- [What to produce]:
Check each line of the listing for the word "from" and report how many lines contain it, giving nothing but the number.

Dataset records
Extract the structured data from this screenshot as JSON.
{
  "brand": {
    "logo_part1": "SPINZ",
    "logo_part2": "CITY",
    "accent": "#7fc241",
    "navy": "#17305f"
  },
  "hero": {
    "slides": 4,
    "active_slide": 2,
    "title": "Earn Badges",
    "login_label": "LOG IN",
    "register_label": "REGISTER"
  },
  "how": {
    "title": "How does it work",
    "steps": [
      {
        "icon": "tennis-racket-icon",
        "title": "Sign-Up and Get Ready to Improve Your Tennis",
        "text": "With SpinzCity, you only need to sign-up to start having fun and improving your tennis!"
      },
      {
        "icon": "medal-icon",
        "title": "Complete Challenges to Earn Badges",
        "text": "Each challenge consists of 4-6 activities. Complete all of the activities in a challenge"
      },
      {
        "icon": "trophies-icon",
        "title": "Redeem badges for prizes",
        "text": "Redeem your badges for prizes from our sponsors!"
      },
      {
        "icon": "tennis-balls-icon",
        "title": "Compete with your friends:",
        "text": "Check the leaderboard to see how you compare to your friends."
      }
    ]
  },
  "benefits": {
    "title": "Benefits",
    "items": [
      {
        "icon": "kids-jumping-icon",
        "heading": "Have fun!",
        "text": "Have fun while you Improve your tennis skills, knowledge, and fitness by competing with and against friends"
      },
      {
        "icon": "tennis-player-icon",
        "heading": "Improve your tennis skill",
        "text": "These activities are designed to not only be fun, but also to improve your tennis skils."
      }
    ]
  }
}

- [Task response]:
2